RECORDS:
┄┄┄┄┄┄┄┄┄┄┄┄┄┄┄┄┄┄┄┄
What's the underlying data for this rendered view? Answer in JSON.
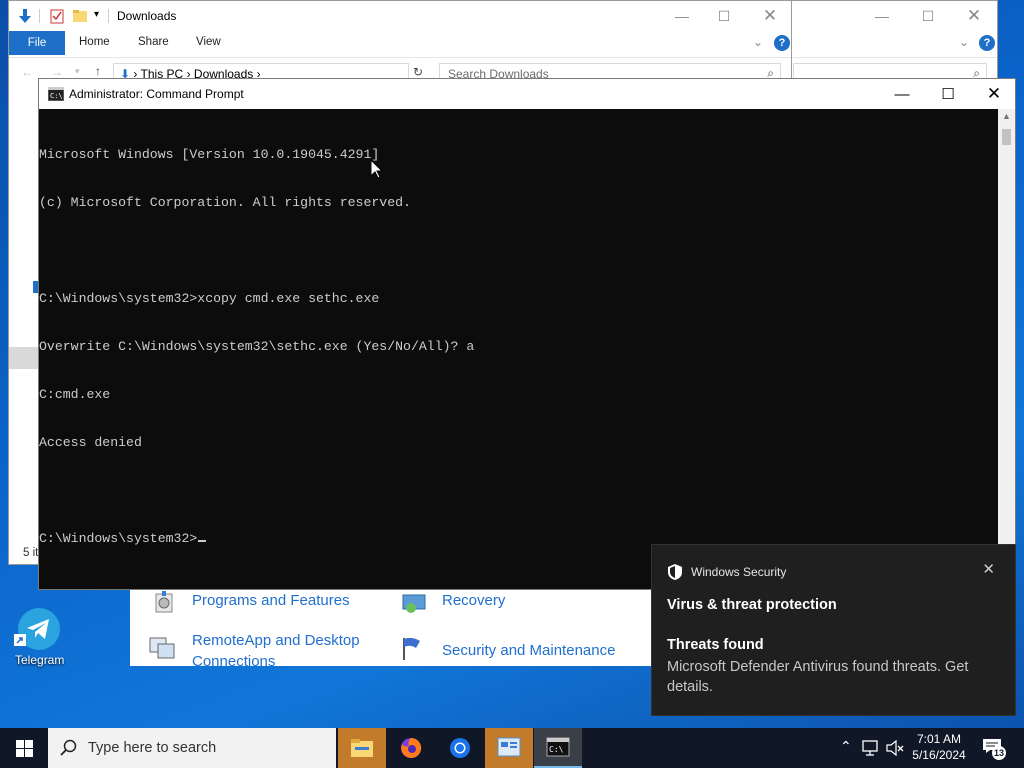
{
  "explorer": {
    "title": "Downloads",
    "tabs": {
      "file": "File",
      "home": "Home",
      "share": "Share",
      "view": "View"
    },
    "address": {
      "this_pc": "This PC",
      "downloads": "Downloads"
    },
    "search_placeholder": "Search Downloads",
    "status_partial": "5 it"
  },
  "control_panel": {
    "items": [
      {
        "label": "Programs and Features"
      },
      {
        "label": "Recovery"
      },
      {
        "label": "RemoteApp and Desktop Connections"
      },
      {
        "label": "Security and Maintenance"
      }
    ]
  },
  "cmd": {
    "title": "Administrator: Command Prompt",
    "lines": [
      "Microsoft Windows [Version 10.0.19045.4291]",
      "(c) Microsoft Corporation. All rights reserved.",
      "",
      "C:\\Windows\\system32>xcopy cmd.exe sethc.exe",
      "Overwrite C:\\Windows\\system32\\sethc.exe (Yes/No/All)? a",
      "C:cmd.exe",
      "Access denied",
      "",
      "C:\\Windows\\system32>"
    ]
  },
  "desktop": {
    "icons": [
      {
        "label": "Telegram",
        "icon": "telegram-icon"
      }
    ]
  },
  "notification": {
    "app": "Windows Security",
    "heading": "Virus & threat protection",
    "subheading": "Threats found",
    "body": "Microsoft Defender Antivirus found threats. Get details."
  },
  "taskbar": {
    "search_placeholder": "Type here to search",
    "apps": [
      "file-explorer-icon",
      "firefox-icon",
      "chrome-icon",
      "control-panel-icon",
      "command-prompt-icon"
    ],
    "clock": {
      "time": "7:01 AM",
      "date": "5/16/2024"
    },
    "notification_count": "13"
  },
  "colors": {
    "file_tab": "#1e6fc7",
    "console_bg": "#0c0c0c",
    "console_fg": "#cccccc",
    "link_blue": "#1f6fcf",
    "toast_bg": "#1f1f1f",
    "taskbar_bg": "#101827"
  }
}
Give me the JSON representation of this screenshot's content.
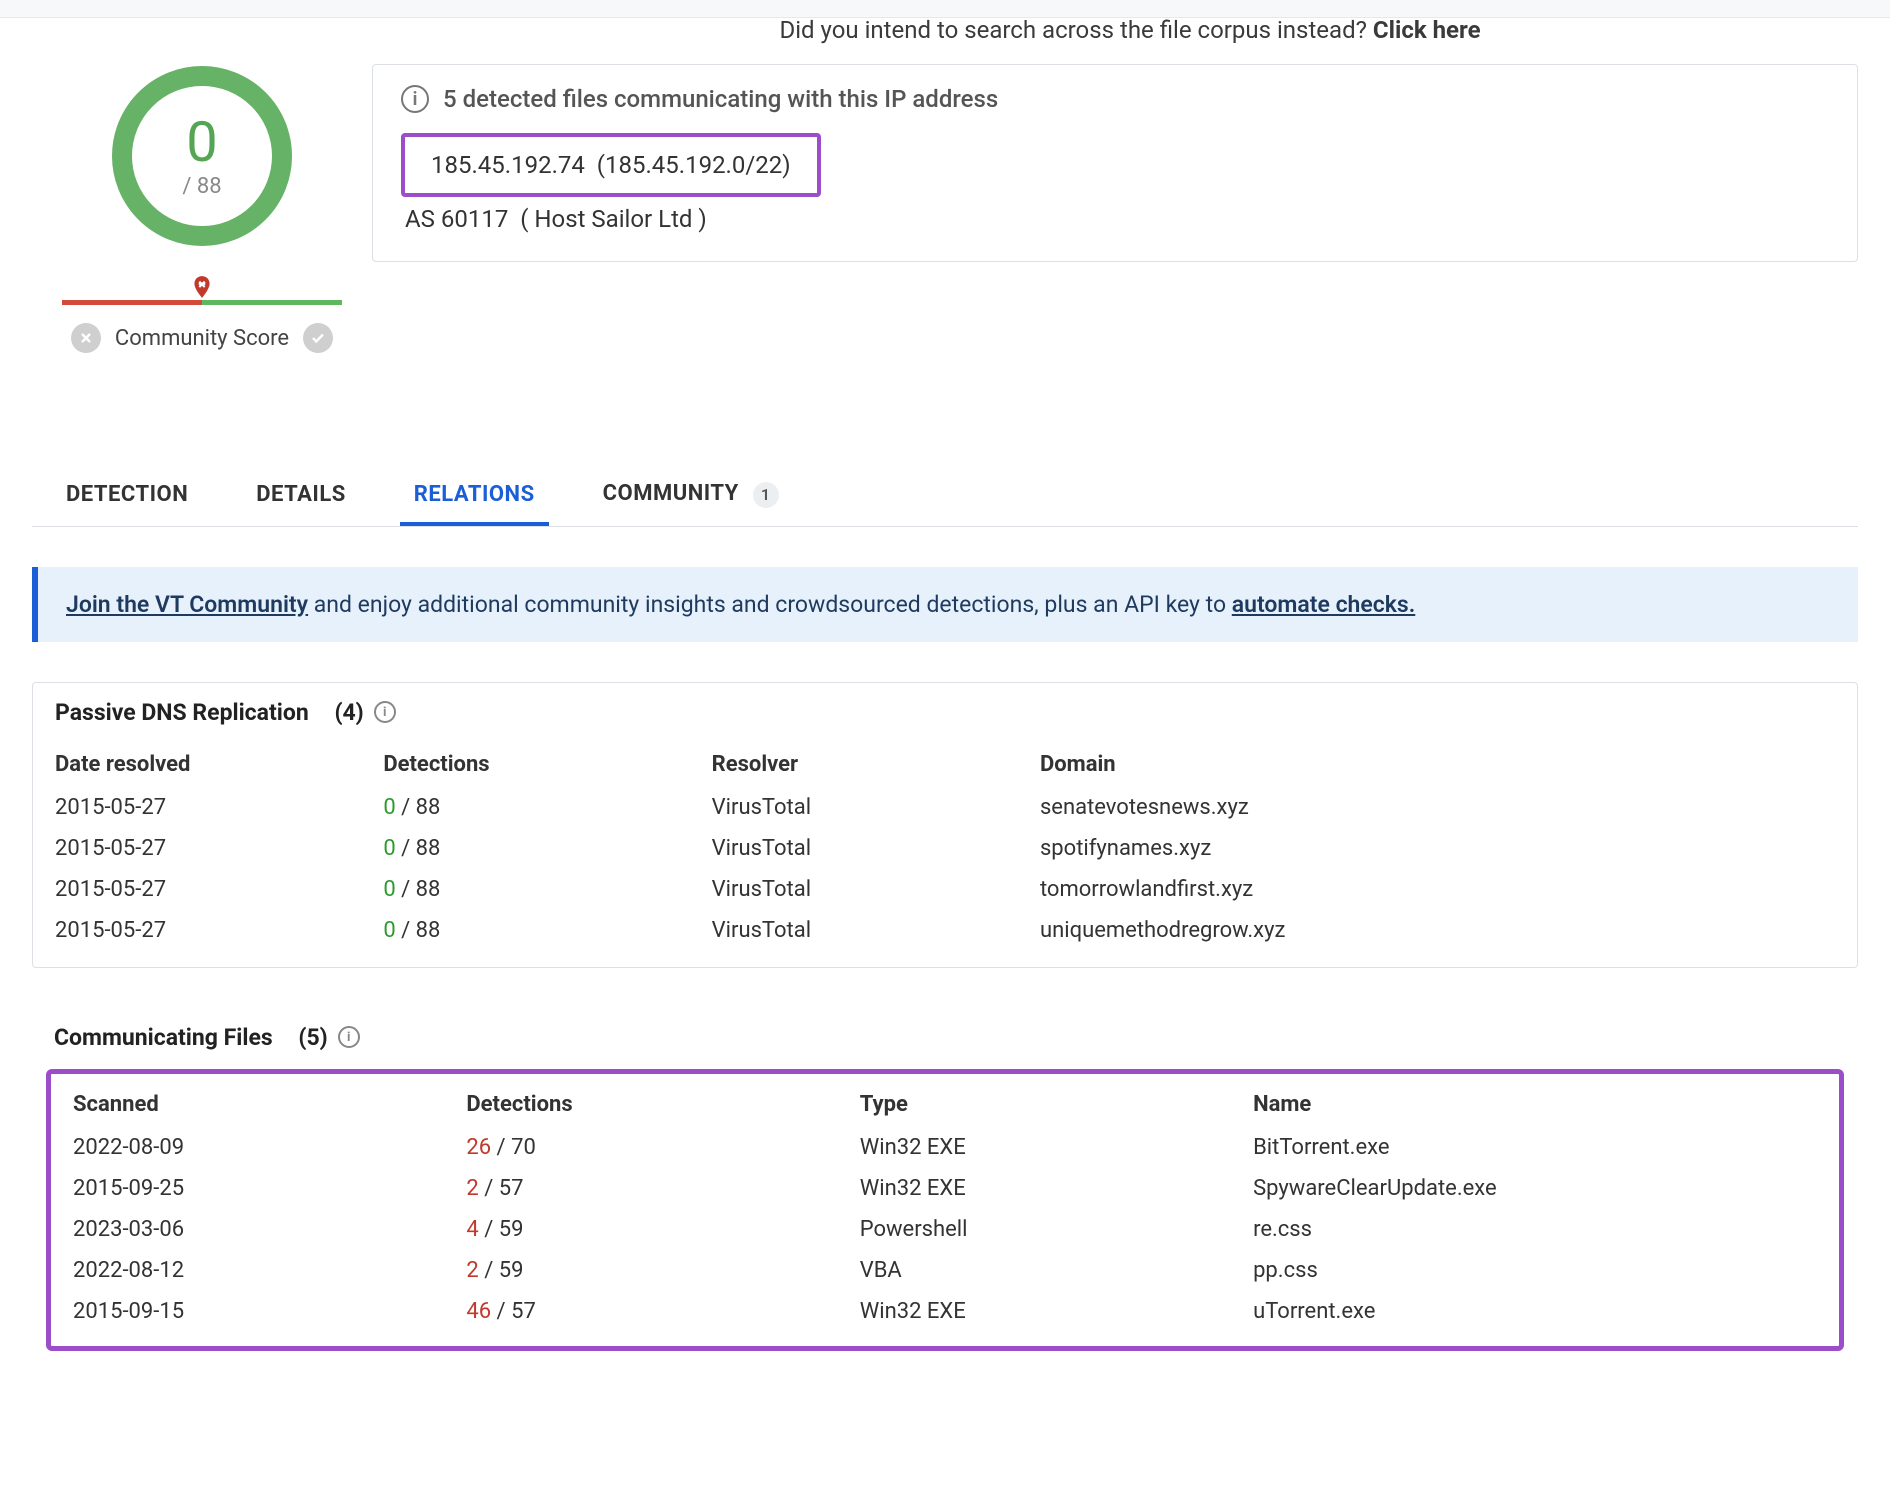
{
  "topHint": {
    "text": "Did you intend to search across the file corpus instead?",
    "linkText": "Click here"
  },
  "score": {
    "detected": "0",
    "total": "/ 88",
    "communityLabel": "Community Score"
  },
  "infoPanel": {
    "notice": "5 detected files communicating with this IP address",
    "ip": "185.45.192.74",
    "cidr": "(185.45.192.0/22)",
    "asn": "AS 60117",
    "asName": "( Host Sailor Ltd )"
  },
  "tabs": {
    "detection": "DETECTION",
    "details": "DETAILS",
    "relations": "RELATIONS",
    "community": "COMMUNITY",
    "communityBadge": "1"
  },
  "promo": {
    "linkA": "Join the VT Community",
    "middle": " and enjoy additional community insights and crowdsourced detections, plus an API key to ",
    "linkB": "automate checks."
  },
  "passiveDns": {
    "title": "Passive DNS Replication",
    "count": "(4)",
    "headers": {
      "date": "Date resolved",
      "det": "Detections",
      "resolver": "Resolver",
      "domain": "Domain"
    },
    "rows": [
      {
        "date": "2015-05-27",
        "det": "0",
        "total": " / 88",
        "resolver": "VirusTotal",
        "domain": "senatevotesnews.xyz"
      },
      {
        "date": "2015-05-27",
        "det": "0",
        "total": " / 88",
        "resolver": "VirusTotal",
        "domain": "spotifynames.xyz"
      },
      {
        "date": "2015-05-27",
        "det": "0",
        "total": " / 88",
        "resolver": "VirusTotal",
        "domain": "tomorrowlandfirst.xyz"
      },
      {
        "date": "2015-05-27",
        "det": "0",
        "total": " / 88",
        "resolver": "VirusTotal",
        "domain": "uniquemethodregrow.xyz"
      }
    ]
  },
  "commFiles": {
    "title": "Communicating Files",
    "count": "(5)",
    "headers": {
      "scanned": "Scanned",
      "det": "Detections",
      "type": "Type",
      "name": "Name"
    },
    "rows": [
      {
        "scanned": "2022-08-09",
        "det": "26",
        "total": " / 70",
        "type": "Win32 EXE",
        "name": "BitTorrent.exe"
      },
      {
        "scanned": "2015-09-25",
        "det": "2",
        "total": " / 57",
        "type": "Win32 EXE",
        "name": "SpywareClearUpdate.exe"
      },
      {
        "scanned": "2023-03-06",
        "det": "4",
        "total": " / 59",
        "type": "Powershell",
        "name": "re.css"
      },
      {
        "scanned": "2022-08-12",
        "det": "2",
        "total": " / 59",
        "type": "VBA",
        "name": "pp.css"
      },
      {
        "scanned": "2015-09-15",
        "det": "46",
        "total": " / 57",
        "type": "Win32 EXE",
        "name": "uTorrent.exe"
      }
    ]
  }
}
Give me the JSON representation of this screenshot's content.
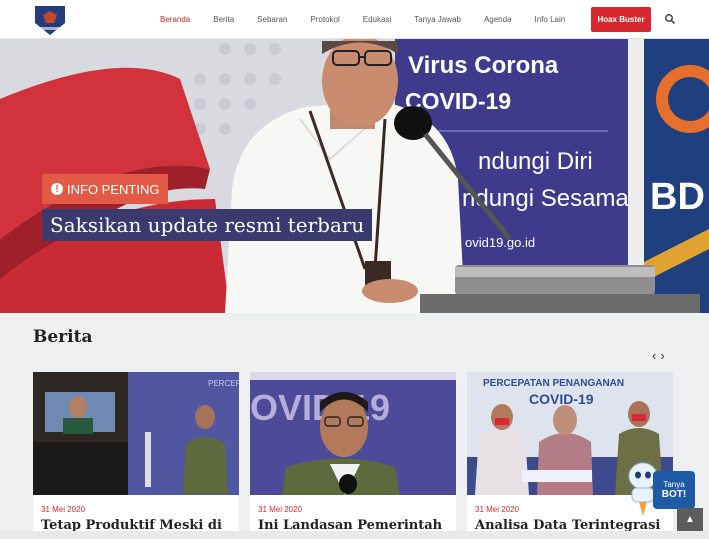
{
  "nav": {
    "items": [
      {
        "label": "Beranda",
        "active": true
      },
      {
        "label": "Berita",
        "active": false
      },
      {
        "label": "Sebaran",
        "active": false
      },
      {
        "label": "Protokol",
        "active": false
      },
      {
        "label": "Edukasi",
        "active": false
      },
      {
        "label": "Tanya Jawab",
        "active": false
      },
      {
        "label": "Agenda",
        "active": false
      },
      {
        "label": "Info Lain",
        "active": false
      }
    ],
    "hoax_label": "Hoax Buster",
    "search_icon": "search-icon"
  },
  "hero": {
    "badge": "INFO PENTING",
    "title": "Saksikan update resmi terbaru",
    "backdrop": {
      "line1": "Virus Corona",
      "line2": "COVID-19",
      "line3": "ndungi Diri",
      "line4": "ndungi Sesama",
      "line5": "ovid19.go.id"
    },
    "accent": "#e25a45",
    "title_bg": "#3b3a6e"
  },
  "berita": {
    "heading": "Berita",
    "prev_label": "‹",
    "next_label": "›",
    "cards": [
      {
        "date": "31 Mei 2020",
        "title": "Tetap Produktif Meski di"
      },
      {
        "date": "31 Mei 2020",
        "title": "Ini Landasan Pemerintah"
      },
      {
        "date": "31 Mei 2020",
        "title": "Analisa Data Terintegrasi"
      }
    ],
    "card3_banner": "PERCEPATAN PENANGANAN",
    "card3_banner2": "COVID-19",
    "card1_banner": "PERCEP"
  },
  "bot": {
    "line1": "Tanya",
    "line2": "BOT!"
  },
  "to_top": "▲",
  "colors": {
    "red": "#d7282f",
    "navy": "#3b3a6e"
  }
}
┄┄┄┄┄┄┄┄┄┄┄┄┄┄┄┄┄┄┄┄
ACTIVITY: Show, from the listing above, every line holding the word "found".

OUTPUT BELOW:
    "subheading": "Threats found",
    "body": "Microsoft Defender Antivirus found threats. Get details."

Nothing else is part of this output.